Given task: Reproduce the data in its entirety, exactly as supplied.

Source material:
— BEGIN —
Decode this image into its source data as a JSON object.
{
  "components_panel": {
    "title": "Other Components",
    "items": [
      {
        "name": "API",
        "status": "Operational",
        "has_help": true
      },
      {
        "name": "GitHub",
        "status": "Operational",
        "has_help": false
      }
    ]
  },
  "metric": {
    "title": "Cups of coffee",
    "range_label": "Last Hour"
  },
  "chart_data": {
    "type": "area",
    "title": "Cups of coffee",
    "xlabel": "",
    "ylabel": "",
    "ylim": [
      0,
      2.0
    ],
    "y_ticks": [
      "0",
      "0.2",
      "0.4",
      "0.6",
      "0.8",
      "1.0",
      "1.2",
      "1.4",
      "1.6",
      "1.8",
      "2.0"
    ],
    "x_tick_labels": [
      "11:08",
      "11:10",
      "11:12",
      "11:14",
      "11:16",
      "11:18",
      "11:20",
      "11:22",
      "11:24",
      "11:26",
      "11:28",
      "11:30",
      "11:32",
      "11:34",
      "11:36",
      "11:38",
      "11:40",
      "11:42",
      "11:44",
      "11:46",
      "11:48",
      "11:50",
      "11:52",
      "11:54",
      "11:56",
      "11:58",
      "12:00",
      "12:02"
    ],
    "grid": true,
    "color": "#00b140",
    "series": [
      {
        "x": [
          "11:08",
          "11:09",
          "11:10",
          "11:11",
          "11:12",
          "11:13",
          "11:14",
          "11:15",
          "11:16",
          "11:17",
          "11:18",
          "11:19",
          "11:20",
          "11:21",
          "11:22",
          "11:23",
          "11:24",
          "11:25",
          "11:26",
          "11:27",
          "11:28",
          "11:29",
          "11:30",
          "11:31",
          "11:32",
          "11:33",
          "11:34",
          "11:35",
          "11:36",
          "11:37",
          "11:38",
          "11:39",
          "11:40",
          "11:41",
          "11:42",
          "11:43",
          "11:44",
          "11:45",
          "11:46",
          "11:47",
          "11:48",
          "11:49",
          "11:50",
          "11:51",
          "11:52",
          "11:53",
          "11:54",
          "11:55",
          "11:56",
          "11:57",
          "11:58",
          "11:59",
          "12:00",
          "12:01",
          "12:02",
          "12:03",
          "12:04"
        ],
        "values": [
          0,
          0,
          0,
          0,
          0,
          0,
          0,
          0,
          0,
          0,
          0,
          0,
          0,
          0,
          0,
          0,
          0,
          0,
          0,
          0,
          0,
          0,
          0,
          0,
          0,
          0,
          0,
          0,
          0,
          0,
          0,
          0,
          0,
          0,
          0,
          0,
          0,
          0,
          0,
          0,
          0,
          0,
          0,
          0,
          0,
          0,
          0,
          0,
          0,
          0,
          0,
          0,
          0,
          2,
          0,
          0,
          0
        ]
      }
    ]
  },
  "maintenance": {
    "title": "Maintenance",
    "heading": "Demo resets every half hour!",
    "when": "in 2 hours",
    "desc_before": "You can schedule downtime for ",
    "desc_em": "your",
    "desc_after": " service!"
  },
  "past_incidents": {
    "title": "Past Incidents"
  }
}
— END —
Response to this exercise:
Decode this image into its source data as a JSON object.
{
  "components_panel": {
    "title": "Other Components",
    "items": [
      {
        "name": "API",
        "status": "Operational",
        "has_help": true
      },
      {
        "name": "GitHub",
        "status": "Operational",
        "has_help": false
      }
    ]
  },
  "metric": {
    "title": "Cups of coffee",
    "range_label": "Last Hour"
  },
  "chart_data": {
    "type": "area",
    "title": "Cups of coffee",
    "xlabel": "",
    "ylabel": "",
    "ylim": [
      0,
      2.0
    ],
    "y_ticks": [
      "0",
      "0.2",
      "0.4",
      "0.6",
      "0.8",
      "1.0",
      "1.2",
      "1.4",
      "1.6",
      "1.8",
      "2.0"
    ],
    "x_tick_labels": [
      "11:08",
      "11:10",
      "11:12",
      "11:14",
      "11:16",
      "11:18",
      "11:20",
      "11:22",
      "11:24",
      "11:26",
      "11:28",
      "11:30",
      "11:32",
      "11:34",
      "11:36",
      "11:38",
      "11:40",
      "11:42",
      "11:44",
      "11:46",
      "11:48",
      "11:50",
      "11:52",
      "11:54",
      "11:56",
      "11:58",
      "12:00",
      "12:02"
    ],
    "grid": true,
    "color": "#00b140",
    "series": [
      {
        "x": [
          "11:08",
          "11:09",
          "11:10",
          "11:11",
          "11:12",
          "11:13",
          "11:14",
          "11:15",
          "11:16",
          "11:17",
          "11:18",
          "11:19",
          "11:20",
          "11:21",
          "11:22",
          "11:23",
          "11:24",
          "11:25",
          "11:26",
          "11:27",
          "11:28",
          "11:29",
          "11:30",
          "11:31",
          "11:32",
          "11:33",
          "11:34",
          "11:35",
          "11:36",
          "11:37",
          "11:38",
          "11:39",
          "11:40",
          "11:41",
          "11:42",
          "11:43",
          "11:44",
          "11:45",
          "11:46",
          "11:47",
          "11:48",
          "11:49",
          "11:50",
          "11:51",
          "11:52",
          "11:53",
          "11:54",
          "11:55",
          "11:56",
          "11:57",
          "11:58",
          "11:59",
          "12:00",
          "12:01",
          "12:02",
          "12:03",
          "12:04"
        ],
        "values": [
          0,
          0,
          0,
          0,
          0,
          0,
          0,
          0,
          0,
          0,
          0,
          0,
          0,
          0,
          0,
          0,
          0,
          0,
          0,
          0,
          0,
          0,
          0,
          0,
          0,
          0,
          0,
          0,
          0,
          0,
          0,
          0,
          0,
          0,
          0,
          0,
          0,
          0,
          0,
          0,
          0,
          0,
          0,
          0,
          0,
          0,
          0,
          0,
          0,
          0,
          0,
          0,
          0,
          2,
          0,
          0,
          0
        ]
      }
    ]
  },
  "maintenance": {
    "title": "Maintenance",
    "heading": "Demo resets every half hour!",
    "when": "in 2 hours",
    "desc_before": "You can schedule downtime for ",
    "desc_em": "your",
    "desc_after": " service!"
  },
  "past_incidents": {
    "title": "Past Incidents"
  }
}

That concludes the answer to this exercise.